* begin MATERIAL FOR THIS TASK *

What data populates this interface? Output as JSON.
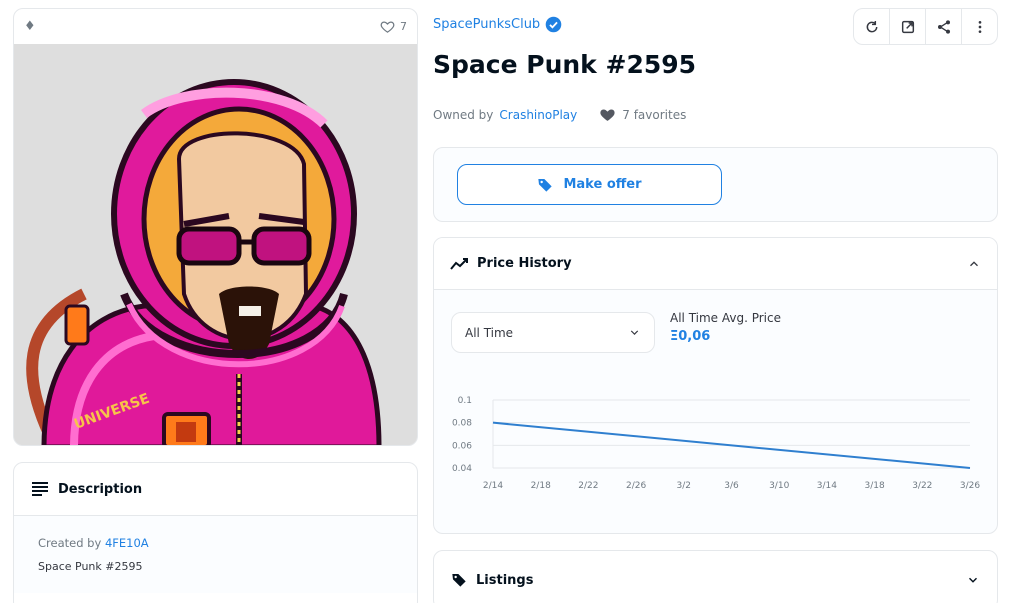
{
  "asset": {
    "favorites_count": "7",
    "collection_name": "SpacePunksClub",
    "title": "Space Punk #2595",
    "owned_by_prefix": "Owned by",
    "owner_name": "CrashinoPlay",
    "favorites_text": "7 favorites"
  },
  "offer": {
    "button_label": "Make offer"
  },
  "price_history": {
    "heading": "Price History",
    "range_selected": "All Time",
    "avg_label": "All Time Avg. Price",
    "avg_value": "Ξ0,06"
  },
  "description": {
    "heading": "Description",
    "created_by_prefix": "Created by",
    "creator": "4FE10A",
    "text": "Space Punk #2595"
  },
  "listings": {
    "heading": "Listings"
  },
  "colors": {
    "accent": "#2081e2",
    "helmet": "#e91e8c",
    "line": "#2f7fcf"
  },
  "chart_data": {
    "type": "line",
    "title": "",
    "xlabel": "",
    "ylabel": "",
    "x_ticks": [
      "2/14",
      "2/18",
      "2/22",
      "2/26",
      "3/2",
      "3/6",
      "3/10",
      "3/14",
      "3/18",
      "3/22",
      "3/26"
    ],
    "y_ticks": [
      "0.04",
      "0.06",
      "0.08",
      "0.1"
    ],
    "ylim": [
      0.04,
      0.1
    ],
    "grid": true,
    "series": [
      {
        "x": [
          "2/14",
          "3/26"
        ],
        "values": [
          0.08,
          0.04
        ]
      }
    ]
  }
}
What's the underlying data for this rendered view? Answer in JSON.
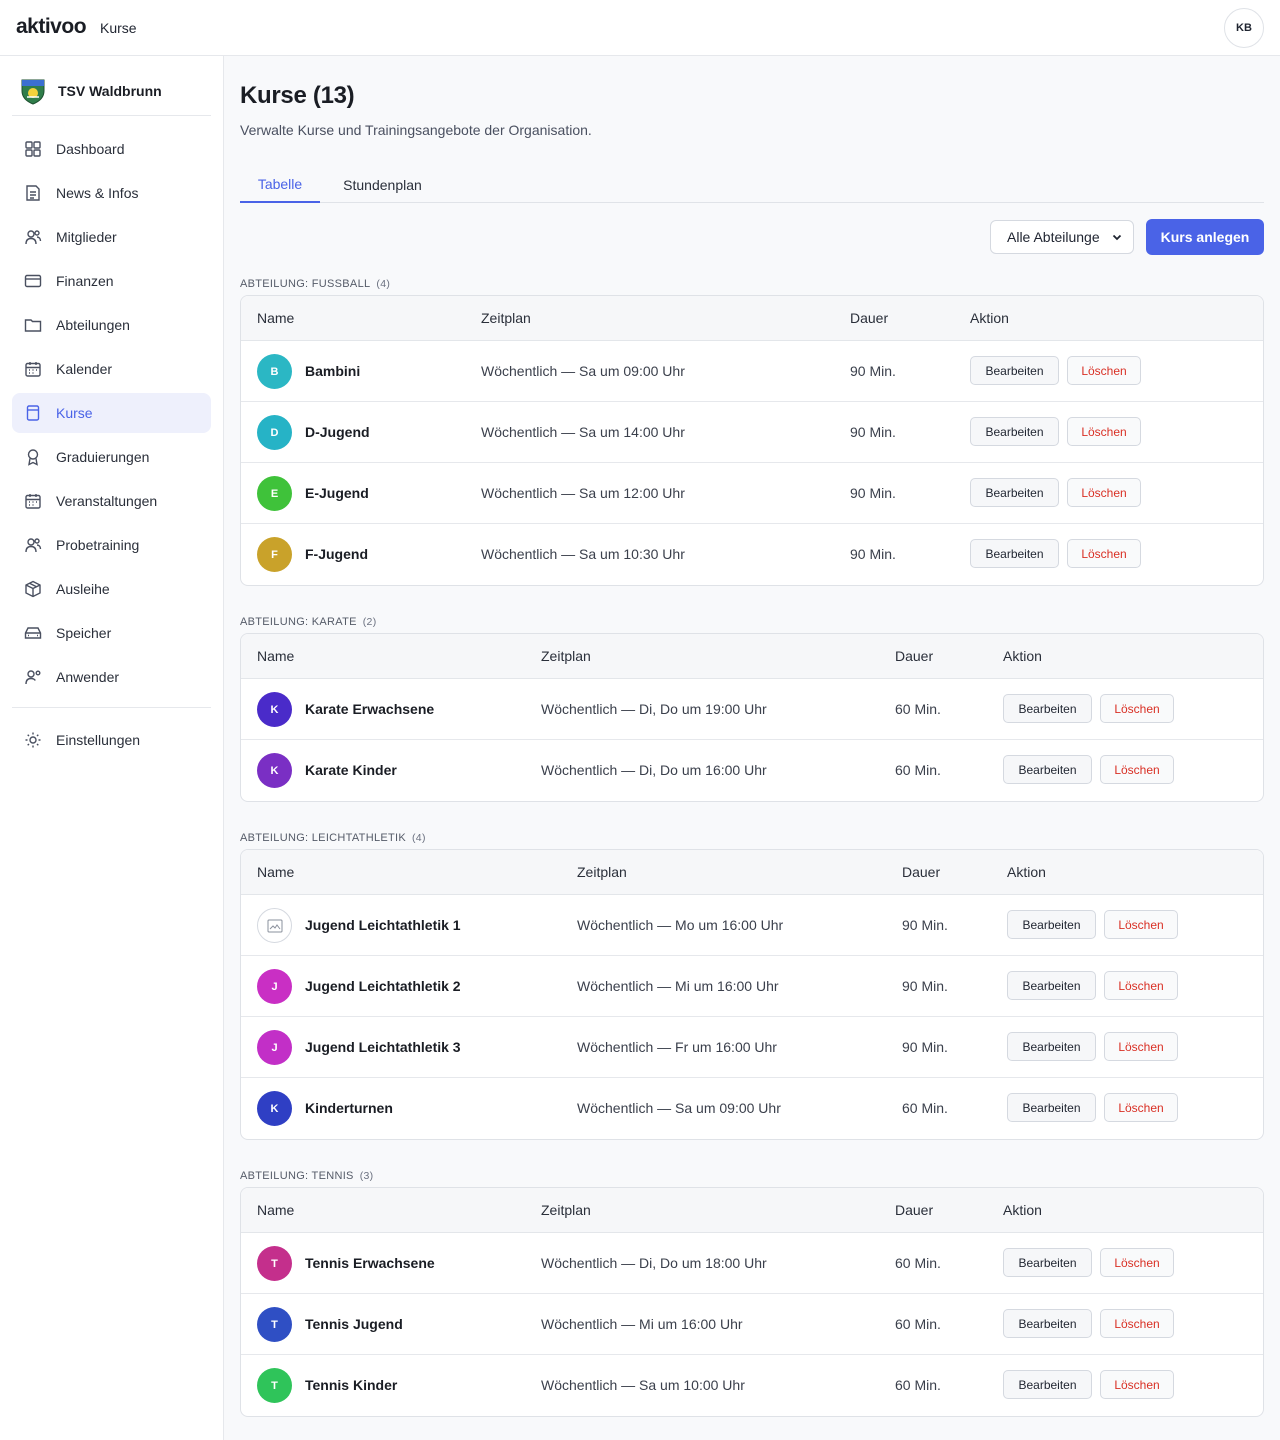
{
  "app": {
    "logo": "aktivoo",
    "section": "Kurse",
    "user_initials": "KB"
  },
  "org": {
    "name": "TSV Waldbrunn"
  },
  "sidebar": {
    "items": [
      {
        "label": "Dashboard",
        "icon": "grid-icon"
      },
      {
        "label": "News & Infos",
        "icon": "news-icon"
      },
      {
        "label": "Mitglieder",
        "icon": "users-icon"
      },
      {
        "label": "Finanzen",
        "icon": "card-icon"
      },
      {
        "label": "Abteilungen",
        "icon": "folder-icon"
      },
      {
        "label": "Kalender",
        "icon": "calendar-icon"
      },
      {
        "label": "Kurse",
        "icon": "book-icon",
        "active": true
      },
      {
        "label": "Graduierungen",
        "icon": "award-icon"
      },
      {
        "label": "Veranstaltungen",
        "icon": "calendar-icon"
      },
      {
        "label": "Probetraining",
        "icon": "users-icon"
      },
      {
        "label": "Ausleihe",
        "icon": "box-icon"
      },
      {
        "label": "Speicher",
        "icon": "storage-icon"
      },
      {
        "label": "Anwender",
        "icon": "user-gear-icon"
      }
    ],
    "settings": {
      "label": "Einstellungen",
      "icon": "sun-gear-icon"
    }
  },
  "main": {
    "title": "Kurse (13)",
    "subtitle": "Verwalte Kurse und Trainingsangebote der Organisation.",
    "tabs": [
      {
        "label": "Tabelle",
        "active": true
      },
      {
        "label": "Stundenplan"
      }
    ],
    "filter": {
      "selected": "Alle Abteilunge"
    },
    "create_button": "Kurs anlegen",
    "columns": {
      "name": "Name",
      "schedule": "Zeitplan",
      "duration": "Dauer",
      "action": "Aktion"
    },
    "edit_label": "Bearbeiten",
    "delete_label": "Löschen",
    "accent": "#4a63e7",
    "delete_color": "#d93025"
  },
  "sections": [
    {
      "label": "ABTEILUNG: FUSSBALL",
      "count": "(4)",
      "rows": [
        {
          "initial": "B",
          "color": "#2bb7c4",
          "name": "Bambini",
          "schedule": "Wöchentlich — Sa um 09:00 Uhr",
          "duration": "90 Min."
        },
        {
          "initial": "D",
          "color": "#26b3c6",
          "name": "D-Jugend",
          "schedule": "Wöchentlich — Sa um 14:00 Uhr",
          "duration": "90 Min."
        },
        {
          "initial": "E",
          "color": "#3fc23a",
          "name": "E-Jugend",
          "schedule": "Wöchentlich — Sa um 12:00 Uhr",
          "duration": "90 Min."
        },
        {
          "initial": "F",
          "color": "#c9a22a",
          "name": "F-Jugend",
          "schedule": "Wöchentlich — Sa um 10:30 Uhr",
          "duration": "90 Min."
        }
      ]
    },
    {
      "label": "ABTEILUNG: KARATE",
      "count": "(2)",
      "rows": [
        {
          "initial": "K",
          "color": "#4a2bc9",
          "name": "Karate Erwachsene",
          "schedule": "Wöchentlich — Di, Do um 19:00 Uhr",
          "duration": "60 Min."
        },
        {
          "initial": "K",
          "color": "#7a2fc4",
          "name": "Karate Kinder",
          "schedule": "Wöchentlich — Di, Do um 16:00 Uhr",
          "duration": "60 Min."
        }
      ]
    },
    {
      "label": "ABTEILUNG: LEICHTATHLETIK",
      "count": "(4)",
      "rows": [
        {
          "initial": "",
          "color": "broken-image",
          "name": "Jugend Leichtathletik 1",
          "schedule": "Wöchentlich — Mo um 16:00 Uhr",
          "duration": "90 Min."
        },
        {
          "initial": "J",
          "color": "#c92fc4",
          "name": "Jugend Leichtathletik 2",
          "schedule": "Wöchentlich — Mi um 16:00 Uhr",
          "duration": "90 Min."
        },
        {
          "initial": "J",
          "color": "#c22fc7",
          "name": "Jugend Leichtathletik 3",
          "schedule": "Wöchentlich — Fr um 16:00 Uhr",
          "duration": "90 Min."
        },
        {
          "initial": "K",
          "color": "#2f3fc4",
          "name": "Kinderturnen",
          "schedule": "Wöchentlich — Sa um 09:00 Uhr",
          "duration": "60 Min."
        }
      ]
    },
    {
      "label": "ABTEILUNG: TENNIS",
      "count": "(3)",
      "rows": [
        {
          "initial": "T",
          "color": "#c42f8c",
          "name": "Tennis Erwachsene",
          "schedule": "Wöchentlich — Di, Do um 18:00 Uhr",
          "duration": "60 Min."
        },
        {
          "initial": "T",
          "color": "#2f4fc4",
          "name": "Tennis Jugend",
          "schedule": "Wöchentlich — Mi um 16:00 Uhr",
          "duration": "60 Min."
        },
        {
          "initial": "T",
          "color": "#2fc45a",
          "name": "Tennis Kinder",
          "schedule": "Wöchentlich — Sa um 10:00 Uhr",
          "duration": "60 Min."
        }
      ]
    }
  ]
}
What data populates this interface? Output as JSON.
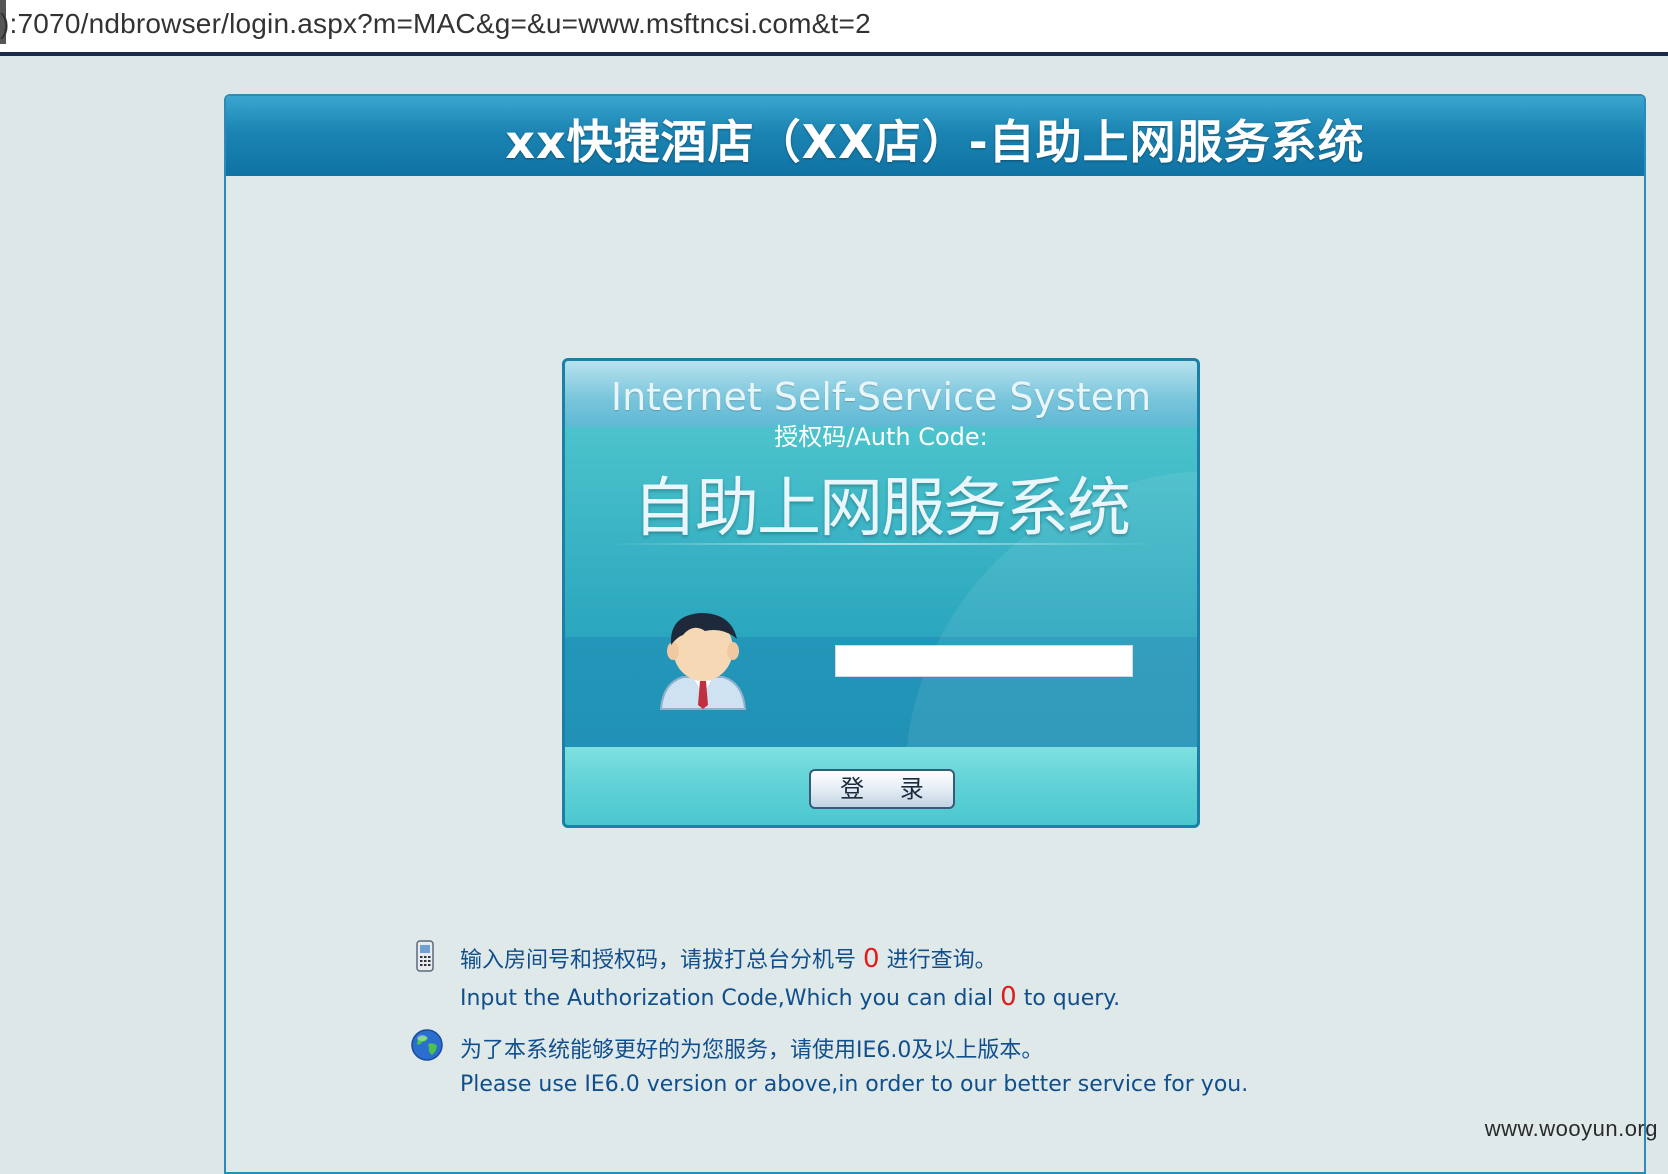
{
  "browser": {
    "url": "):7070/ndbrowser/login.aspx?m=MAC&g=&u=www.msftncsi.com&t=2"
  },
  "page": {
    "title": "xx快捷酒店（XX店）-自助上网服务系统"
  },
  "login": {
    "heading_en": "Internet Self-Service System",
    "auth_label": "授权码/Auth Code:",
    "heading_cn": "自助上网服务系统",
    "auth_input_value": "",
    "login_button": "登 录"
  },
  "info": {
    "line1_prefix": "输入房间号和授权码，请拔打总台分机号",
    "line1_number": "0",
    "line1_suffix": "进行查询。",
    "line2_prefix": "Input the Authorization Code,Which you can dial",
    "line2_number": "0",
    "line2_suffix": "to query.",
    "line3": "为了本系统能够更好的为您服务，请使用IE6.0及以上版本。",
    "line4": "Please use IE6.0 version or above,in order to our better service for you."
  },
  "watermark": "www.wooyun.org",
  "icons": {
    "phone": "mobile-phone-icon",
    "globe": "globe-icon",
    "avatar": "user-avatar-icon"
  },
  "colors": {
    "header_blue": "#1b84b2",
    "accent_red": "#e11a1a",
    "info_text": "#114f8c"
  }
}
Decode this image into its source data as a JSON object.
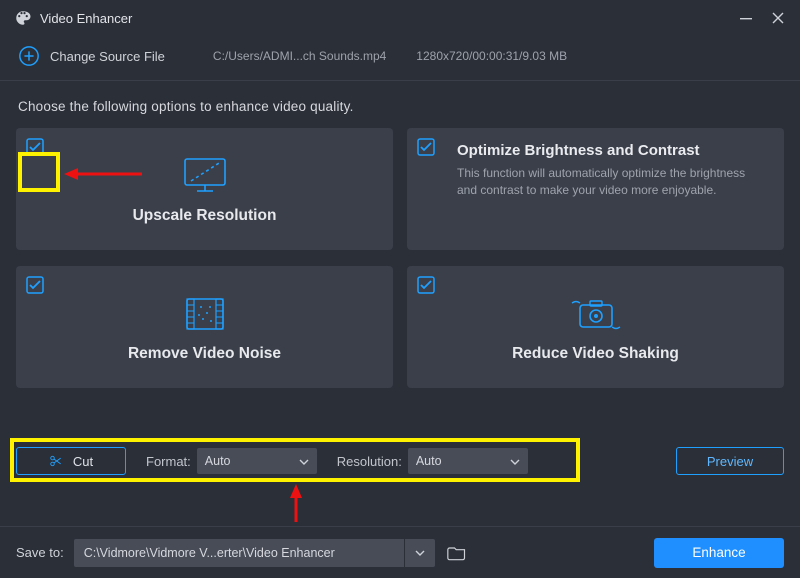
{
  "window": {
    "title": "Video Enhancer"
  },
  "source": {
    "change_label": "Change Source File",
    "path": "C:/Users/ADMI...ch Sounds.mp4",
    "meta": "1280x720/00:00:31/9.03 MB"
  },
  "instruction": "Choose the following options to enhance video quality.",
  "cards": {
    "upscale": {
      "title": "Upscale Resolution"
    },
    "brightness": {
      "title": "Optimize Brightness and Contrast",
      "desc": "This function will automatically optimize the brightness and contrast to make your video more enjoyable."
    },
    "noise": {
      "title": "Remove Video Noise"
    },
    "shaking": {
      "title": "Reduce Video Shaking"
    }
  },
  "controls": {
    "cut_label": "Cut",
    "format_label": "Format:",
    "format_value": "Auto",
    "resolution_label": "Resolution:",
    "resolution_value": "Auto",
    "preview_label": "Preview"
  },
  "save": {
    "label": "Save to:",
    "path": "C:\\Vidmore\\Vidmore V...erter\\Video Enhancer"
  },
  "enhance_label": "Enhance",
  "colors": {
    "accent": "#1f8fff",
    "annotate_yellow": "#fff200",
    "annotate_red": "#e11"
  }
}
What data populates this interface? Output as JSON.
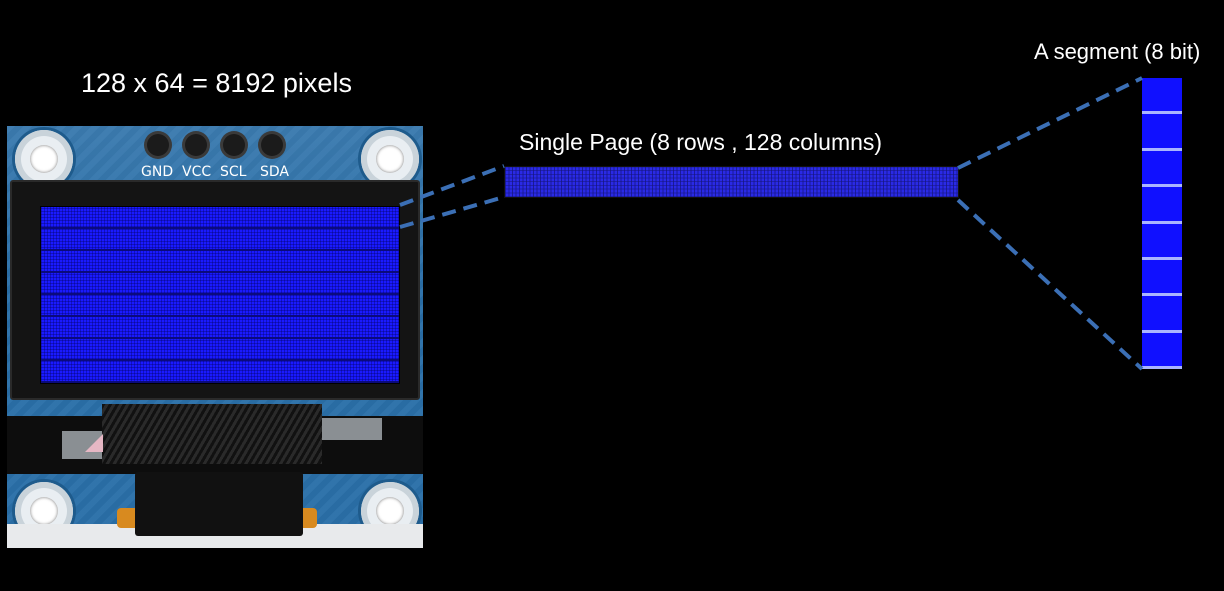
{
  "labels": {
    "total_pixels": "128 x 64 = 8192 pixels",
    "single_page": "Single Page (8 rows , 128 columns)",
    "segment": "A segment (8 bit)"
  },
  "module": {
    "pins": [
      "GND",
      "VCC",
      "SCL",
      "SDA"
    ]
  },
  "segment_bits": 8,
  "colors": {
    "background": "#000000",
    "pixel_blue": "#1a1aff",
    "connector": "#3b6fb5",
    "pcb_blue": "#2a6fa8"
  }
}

* end MATERIAL FOR THIS TASK *

Show all lines from the data above in which the word "Time" appears.

ANSWER FOR THIS EXERCISE:
    "range_selected": "All Time",
    "avg_label": "All Time Avg. Price",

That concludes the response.